* Begin MATERIAL SUPPLIED *

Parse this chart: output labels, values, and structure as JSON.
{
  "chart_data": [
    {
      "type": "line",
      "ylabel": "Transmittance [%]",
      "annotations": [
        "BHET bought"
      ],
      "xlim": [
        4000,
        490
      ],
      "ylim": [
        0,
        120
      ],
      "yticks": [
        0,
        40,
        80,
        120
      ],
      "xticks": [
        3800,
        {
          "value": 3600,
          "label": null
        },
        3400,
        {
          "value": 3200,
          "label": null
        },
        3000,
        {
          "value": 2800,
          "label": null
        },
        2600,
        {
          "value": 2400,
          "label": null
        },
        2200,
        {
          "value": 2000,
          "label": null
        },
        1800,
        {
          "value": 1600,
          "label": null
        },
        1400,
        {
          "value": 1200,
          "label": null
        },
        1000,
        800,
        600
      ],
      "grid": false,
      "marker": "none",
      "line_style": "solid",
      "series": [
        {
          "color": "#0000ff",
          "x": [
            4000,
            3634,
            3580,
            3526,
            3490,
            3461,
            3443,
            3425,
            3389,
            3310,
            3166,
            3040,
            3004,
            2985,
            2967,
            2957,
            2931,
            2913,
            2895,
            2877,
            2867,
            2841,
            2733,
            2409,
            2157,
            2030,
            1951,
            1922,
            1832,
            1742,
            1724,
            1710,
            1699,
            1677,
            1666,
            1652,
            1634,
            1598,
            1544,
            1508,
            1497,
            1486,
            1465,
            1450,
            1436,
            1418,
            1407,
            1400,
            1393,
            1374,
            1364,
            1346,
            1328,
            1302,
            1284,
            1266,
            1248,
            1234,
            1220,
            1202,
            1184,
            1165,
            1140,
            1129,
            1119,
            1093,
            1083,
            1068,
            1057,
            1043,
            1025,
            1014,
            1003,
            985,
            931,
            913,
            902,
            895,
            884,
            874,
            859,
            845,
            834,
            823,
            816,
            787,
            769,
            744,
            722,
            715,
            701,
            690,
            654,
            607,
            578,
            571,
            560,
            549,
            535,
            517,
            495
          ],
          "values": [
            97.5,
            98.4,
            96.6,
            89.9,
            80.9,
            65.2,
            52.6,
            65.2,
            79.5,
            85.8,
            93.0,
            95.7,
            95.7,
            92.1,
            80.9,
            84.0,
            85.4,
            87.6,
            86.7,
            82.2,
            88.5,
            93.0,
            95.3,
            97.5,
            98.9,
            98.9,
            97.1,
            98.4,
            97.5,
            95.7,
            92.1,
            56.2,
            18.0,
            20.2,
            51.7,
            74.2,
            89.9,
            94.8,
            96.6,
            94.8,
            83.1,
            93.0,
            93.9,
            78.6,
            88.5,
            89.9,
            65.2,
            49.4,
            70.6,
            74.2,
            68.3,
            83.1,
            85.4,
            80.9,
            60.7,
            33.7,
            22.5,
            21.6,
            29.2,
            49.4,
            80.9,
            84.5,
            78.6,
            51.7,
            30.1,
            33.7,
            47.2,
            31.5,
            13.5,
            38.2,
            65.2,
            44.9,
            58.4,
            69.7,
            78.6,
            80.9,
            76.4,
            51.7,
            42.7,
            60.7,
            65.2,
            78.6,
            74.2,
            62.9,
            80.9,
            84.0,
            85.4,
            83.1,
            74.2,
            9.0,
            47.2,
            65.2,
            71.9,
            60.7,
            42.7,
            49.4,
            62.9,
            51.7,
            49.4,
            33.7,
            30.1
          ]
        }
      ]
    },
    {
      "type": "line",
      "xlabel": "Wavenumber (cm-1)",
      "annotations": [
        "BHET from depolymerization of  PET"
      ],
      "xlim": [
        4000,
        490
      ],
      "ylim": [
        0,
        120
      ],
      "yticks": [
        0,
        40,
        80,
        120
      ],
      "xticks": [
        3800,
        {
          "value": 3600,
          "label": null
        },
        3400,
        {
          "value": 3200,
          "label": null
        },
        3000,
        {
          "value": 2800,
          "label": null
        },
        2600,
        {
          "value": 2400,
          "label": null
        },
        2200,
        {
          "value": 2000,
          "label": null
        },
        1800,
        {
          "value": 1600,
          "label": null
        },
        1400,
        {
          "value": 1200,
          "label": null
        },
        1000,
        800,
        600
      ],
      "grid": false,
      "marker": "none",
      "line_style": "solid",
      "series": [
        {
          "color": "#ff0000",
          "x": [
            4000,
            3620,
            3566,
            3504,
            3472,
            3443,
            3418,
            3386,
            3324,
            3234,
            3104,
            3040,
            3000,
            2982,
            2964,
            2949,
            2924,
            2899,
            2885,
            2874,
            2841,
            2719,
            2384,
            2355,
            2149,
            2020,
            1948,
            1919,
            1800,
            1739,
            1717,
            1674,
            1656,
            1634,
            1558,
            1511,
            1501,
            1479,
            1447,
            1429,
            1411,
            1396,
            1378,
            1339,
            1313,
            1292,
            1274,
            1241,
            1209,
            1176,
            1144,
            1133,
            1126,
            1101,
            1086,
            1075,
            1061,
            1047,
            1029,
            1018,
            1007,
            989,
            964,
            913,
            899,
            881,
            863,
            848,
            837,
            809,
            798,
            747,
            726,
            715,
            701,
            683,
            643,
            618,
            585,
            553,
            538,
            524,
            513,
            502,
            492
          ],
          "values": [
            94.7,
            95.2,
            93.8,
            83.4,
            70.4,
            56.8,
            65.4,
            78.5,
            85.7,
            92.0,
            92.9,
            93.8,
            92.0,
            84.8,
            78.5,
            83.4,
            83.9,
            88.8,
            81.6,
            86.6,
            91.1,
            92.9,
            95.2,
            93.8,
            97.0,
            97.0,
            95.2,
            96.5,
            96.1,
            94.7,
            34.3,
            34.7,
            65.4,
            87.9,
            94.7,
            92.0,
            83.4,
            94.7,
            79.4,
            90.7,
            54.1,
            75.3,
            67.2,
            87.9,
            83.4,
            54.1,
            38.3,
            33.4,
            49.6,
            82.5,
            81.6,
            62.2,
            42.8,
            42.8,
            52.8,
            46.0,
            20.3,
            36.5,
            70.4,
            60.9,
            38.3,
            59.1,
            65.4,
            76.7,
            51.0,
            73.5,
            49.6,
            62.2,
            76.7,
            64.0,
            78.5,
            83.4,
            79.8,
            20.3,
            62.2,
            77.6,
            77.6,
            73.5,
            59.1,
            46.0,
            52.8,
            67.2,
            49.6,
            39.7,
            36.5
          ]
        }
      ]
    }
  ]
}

* End MATERIAL SUPPLIED *

▸ **WHAT THE TASK ASKS**: Scan the data above and copy every line with "BHET" in it.

▸ **COMPLETED EXERCISE**:
        "BHET bought"
        "BHET from depolymerization of  PET"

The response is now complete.